• PROBLEM REQUIREMENTS
Copy each line that has the string "author" somewhere in it.

Data items:

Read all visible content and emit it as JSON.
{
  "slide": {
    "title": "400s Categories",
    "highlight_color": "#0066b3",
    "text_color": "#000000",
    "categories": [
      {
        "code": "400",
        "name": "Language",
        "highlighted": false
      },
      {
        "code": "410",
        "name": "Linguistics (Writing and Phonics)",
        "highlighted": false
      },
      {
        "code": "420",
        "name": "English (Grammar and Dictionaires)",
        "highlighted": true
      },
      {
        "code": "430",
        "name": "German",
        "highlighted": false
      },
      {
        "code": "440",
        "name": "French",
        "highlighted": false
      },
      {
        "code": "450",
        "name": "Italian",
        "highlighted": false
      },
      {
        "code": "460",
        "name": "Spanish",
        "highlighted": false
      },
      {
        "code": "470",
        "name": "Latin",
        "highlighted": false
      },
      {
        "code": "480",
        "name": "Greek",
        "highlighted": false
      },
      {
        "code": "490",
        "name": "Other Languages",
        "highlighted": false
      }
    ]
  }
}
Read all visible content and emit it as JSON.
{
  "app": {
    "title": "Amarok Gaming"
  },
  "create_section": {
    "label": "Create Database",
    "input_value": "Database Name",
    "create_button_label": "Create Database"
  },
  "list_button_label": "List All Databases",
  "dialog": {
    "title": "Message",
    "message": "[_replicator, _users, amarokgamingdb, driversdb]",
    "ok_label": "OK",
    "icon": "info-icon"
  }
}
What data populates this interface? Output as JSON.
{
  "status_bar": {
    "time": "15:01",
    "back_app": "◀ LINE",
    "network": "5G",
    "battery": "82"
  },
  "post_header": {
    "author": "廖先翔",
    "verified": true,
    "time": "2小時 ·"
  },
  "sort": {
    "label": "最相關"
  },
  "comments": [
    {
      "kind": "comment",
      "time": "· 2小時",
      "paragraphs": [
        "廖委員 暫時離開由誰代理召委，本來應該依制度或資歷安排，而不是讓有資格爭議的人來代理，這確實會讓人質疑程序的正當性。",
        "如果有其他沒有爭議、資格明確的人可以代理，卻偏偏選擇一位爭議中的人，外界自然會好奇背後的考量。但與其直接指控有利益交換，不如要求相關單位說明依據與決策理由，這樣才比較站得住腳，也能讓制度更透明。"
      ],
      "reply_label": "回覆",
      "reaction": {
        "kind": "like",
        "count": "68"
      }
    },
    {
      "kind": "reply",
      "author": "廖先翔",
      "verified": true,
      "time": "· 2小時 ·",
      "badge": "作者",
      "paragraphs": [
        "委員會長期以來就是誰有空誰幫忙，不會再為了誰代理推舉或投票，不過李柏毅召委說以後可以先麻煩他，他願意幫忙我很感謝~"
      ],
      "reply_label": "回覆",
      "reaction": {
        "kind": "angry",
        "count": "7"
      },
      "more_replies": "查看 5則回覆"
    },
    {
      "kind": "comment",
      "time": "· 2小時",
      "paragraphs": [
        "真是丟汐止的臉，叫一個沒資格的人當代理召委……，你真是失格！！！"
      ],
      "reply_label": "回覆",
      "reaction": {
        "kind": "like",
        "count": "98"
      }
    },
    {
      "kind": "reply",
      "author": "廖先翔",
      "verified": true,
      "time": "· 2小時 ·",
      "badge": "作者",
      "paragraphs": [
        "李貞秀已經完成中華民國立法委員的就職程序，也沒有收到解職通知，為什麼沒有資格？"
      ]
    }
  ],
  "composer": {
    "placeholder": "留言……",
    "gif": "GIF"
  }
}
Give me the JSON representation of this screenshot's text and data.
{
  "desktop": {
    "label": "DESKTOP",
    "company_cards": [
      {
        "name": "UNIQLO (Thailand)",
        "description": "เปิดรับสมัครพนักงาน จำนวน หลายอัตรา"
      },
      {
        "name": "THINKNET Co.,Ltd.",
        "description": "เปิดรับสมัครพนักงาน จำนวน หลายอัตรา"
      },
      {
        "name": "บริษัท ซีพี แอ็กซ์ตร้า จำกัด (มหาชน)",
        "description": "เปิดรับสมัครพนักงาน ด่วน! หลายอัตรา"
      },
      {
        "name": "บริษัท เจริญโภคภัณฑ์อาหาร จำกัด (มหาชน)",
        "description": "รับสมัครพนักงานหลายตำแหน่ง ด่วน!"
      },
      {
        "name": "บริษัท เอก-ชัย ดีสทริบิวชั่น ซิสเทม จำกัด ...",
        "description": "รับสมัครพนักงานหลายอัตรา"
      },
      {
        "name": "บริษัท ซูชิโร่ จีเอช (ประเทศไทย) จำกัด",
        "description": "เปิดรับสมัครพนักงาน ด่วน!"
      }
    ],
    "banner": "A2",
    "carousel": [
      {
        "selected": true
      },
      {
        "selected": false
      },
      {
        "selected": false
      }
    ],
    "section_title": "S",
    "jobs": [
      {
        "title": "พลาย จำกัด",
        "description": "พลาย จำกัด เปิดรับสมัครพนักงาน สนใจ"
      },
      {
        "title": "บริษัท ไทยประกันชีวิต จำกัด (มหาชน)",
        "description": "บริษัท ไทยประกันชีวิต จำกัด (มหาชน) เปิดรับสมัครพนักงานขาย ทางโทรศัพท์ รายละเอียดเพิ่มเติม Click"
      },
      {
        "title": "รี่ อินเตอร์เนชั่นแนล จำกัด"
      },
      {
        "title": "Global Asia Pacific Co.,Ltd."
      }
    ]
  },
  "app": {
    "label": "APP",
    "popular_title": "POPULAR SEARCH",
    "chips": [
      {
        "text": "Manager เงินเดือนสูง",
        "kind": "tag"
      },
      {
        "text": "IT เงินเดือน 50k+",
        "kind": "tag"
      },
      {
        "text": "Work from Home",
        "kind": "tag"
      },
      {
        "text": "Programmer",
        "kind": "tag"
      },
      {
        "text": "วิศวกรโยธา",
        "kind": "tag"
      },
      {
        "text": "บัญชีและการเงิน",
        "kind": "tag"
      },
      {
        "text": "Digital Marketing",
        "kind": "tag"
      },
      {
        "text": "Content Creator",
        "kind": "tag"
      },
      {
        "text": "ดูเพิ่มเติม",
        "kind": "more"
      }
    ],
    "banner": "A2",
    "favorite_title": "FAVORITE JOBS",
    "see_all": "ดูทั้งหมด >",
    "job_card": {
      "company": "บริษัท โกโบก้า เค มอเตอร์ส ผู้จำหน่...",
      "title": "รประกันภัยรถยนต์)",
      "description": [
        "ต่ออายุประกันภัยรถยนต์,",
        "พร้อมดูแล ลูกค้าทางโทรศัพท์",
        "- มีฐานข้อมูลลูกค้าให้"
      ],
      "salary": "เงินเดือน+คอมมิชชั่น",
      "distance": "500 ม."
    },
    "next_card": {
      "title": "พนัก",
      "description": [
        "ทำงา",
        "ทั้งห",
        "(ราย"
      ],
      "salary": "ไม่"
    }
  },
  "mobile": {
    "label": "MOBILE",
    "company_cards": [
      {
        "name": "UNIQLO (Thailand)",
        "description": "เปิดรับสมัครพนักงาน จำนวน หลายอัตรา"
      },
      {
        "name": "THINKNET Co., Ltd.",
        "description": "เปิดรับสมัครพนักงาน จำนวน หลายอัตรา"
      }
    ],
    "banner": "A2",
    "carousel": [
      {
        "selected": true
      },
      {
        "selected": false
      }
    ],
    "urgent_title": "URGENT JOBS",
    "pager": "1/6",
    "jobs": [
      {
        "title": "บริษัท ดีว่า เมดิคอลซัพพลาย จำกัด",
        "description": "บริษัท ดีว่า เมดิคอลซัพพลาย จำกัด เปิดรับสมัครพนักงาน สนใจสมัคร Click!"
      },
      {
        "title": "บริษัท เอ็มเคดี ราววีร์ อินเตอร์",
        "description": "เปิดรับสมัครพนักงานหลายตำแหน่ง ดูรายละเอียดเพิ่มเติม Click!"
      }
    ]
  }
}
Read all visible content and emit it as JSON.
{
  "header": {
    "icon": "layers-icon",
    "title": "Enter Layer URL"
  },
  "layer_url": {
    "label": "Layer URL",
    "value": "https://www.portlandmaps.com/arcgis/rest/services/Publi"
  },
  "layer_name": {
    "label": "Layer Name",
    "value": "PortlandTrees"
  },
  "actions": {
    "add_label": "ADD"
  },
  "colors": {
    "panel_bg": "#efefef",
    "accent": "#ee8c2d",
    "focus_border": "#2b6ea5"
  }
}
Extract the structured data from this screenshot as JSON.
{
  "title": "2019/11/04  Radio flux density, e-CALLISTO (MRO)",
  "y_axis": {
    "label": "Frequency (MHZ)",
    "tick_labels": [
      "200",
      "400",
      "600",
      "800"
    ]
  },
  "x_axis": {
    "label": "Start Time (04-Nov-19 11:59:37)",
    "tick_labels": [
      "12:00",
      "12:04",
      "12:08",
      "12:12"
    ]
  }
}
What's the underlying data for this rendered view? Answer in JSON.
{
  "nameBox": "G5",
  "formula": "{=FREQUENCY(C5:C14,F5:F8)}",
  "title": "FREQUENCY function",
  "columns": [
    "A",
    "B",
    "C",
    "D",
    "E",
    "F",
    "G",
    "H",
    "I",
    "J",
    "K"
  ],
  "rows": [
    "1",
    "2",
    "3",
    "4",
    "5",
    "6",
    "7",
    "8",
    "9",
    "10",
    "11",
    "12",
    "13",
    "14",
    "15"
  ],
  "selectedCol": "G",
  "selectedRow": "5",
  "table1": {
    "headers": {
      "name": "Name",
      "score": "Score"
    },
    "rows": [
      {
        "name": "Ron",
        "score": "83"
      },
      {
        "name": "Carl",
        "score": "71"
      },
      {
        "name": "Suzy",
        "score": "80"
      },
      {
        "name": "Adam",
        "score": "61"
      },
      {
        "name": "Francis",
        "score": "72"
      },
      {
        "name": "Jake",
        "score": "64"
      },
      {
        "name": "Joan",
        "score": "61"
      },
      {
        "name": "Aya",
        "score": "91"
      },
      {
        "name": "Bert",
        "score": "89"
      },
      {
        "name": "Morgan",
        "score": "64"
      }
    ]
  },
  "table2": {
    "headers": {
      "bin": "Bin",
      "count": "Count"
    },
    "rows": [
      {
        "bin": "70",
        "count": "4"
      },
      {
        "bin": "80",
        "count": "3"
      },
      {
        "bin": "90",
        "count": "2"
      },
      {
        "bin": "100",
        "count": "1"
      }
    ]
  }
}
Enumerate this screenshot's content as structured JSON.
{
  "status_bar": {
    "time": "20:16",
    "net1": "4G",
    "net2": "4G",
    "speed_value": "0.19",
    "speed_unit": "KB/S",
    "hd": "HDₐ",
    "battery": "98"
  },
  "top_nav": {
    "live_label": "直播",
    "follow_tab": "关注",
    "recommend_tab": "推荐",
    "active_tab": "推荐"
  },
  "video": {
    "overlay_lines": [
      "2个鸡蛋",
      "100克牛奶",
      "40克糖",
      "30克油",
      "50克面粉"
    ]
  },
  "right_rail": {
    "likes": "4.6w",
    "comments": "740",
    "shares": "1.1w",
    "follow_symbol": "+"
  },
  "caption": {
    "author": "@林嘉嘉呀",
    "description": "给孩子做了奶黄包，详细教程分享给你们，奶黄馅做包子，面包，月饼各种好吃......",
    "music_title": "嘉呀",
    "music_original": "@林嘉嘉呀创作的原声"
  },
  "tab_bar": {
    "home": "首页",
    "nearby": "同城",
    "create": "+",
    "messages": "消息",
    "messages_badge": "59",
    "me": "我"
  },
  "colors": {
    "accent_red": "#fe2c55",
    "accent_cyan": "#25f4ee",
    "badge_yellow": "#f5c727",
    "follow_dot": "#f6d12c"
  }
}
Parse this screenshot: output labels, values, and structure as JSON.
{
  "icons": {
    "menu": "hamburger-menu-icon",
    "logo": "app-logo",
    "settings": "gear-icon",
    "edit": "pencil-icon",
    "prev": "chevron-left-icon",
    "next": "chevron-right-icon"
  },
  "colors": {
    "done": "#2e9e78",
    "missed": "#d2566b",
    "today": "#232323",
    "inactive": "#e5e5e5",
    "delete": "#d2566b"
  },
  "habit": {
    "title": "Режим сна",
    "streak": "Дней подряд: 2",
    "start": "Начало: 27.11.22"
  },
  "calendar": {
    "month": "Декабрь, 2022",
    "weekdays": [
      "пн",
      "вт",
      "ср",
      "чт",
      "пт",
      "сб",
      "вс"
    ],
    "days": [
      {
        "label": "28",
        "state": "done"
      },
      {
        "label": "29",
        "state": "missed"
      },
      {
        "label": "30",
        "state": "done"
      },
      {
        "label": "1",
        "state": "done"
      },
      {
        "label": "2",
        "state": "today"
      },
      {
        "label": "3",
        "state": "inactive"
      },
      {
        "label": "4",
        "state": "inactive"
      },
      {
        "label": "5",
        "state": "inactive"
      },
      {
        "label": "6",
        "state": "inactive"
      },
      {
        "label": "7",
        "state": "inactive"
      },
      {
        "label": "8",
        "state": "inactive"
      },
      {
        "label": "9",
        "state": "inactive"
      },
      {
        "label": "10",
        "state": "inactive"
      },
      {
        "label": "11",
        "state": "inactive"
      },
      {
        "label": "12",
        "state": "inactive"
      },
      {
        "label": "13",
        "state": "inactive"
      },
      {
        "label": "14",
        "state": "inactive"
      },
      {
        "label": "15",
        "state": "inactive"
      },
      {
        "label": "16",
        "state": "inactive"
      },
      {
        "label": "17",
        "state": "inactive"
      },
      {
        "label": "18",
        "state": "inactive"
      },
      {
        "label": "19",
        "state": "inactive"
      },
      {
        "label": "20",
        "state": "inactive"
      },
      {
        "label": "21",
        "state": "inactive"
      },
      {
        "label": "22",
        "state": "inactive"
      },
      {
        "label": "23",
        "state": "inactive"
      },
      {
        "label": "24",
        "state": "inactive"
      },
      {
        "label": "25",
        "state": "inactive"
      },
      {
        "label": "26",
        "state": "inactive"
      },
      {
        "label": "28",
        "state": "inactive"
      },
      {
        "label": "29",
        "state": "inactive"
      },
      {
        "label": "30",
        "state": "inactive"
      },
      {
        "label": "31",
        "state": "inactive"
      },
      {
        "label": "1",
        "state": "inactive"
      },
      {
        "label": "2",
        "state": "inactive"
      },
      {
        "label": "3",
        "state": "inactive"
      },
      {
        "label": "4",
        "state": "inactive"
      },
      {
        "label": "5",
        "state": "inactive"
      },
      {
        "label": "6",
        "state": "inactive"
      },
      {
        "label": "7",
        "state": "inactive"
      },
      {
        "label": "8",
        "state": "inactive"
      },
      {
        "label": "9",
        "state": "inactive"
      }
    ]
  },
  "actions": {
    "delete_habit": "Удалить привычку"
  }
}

• SOLUTION BELOW
    "author": "廖先翔",
      "author": "廖先翔",
      "author": "廖先翔",
    "author": "@林嘉嘉呀",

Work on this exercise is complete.